> **THE REQUEST**: Output the data word for word, dropping every image.

> **SUPPLIED RECORDS**:
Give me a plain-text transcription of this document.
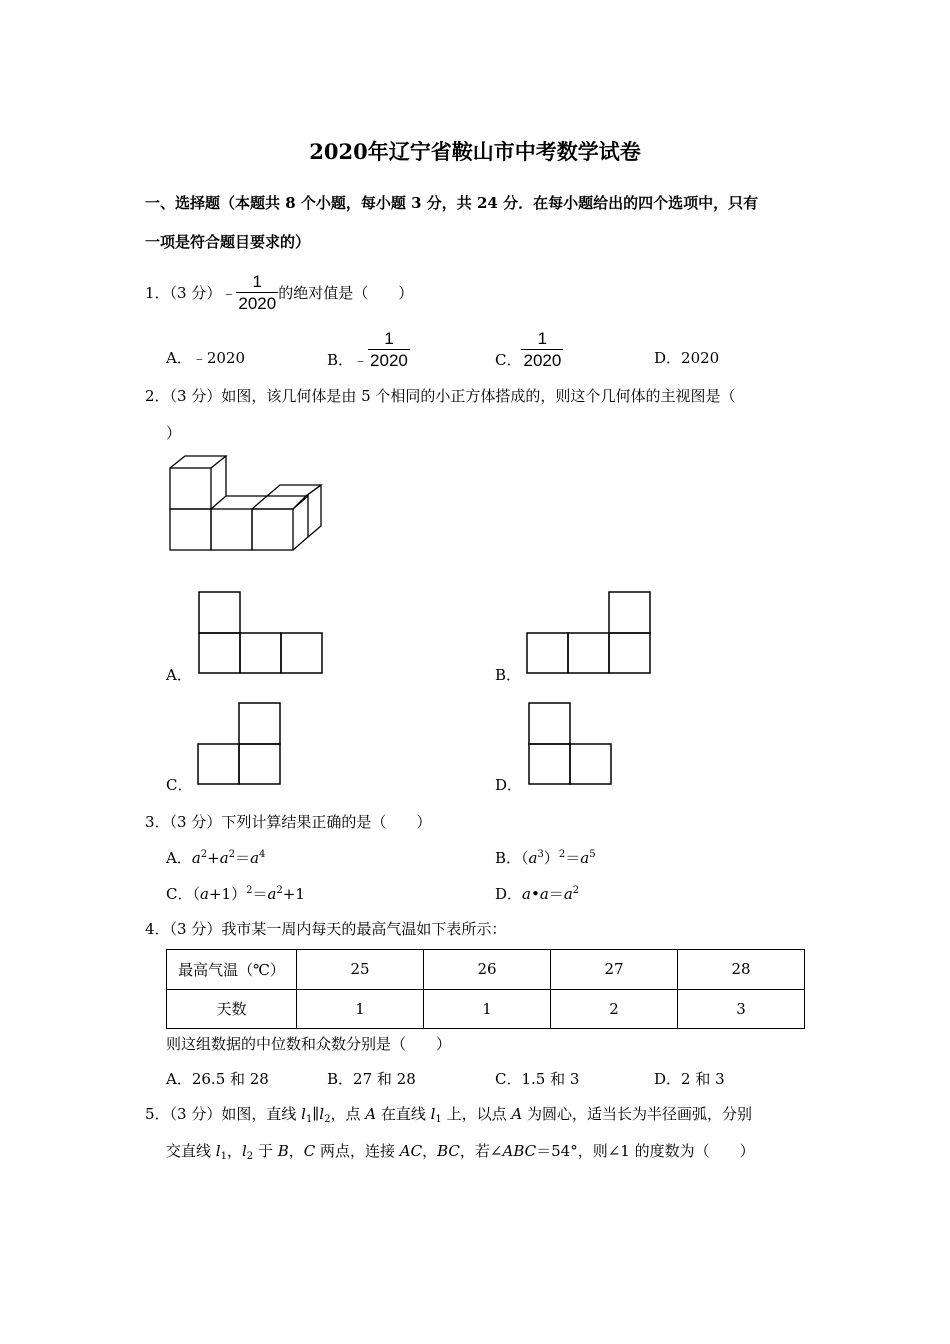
2020年辽宁省鞍山市中考数学试卷
一、选择题（本题共 8 个小题，每小题 3 分，共 24 分．在每小题给出的四个选项中，只有
一项是符合题目要求的）
1．（3 分）﹣ $\frac{1}{2020}$ 的绝对值是（　　）
A．﹣2020	B． ﹣ $\frac{1}{2020}$	C． $\frac{1}{2020}$	D．2020
2．（3 分）如图，该几何体是由 5 个相同的小正方体搭成的，则这个几何体的主视图是（
）
A．	B．
C．	D．
3．（3 分）下列计算结果正确的是（　　）
A．$a^2+a^2=a^4$	B．$(a^3)^2=a^5$
C．$(a+1)^2=a^2+1$	D．$a•a=a^2$
4．（3 分）我市某一周内每天的最高气温如下表所示：
最高气温（℃）	25	26	27	28
天数	1	1	2	3
则这组数据的中位数和众数分别是（　　）
A．26.5 和 28	B．27 和 28	C．1.5 和 3	D．2 和 3
5．（3 分）如图，直线 $l_1\parallel l_2$，点 A 在直线 $l_1$ 上，以点 A 为圆心，适当长为半径画弧，分别
交直线 $l_1$，$l_2$ 于 B，C 两点，连接 AC，BC，若∠ABC＝54°，则∠1 的度数为（　　）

> **EXPECTED ANSWER**:
Give me a plain-text transcription of this document.
2020年辽宁省鞍山市中考数学试卷
一、选择题（本题共 8 个小题，每小题 3 分，共 24 分．在每小题给出的四个选项中，只有
一项是符合题目要求的）
1．（3 分）﹣ $\frac{1}{2020}$ 的绝对值是（　　）
A．﹣2020	B． ﹣ $\frac{1}{2020}$	C． $\frac{1}{2020}$	D．2020
2．（3 分）如图，该几何体是由 5 个相同的小正方体搭成的，则这个几何体的主视图是（
）
A．	B．
C．	D．
3．（3 分）下列计算结果正确的是（　　）
A．$a^2+a^2=a^4$	B．$(a^3)^2=a^5$
C．$(a+1)^2=a^2+1$	D．$a•a=a^2$
4．（3 分）我市某一周内每天的最高气温如下表所示：
最高气温（℃）	25	26	27	28
天数	1	1	2	3
则这组数据的中位数和众数分别是（　　）
A．26.5 和 28	B．27 和 28	C．1.5 和 3	D．2 和 3
5．（3 分）如图，直线 $l_1\parallel l_2$，点 A 在直线 $l_1$ 上，以点 A 为圆心，适当长为半径画弧，分别
交直线 $l_1$，$l_2$ 于 B，C 两点，连接 AC，BC，若∠ABC＝54°，则∠1 的度数为（　　）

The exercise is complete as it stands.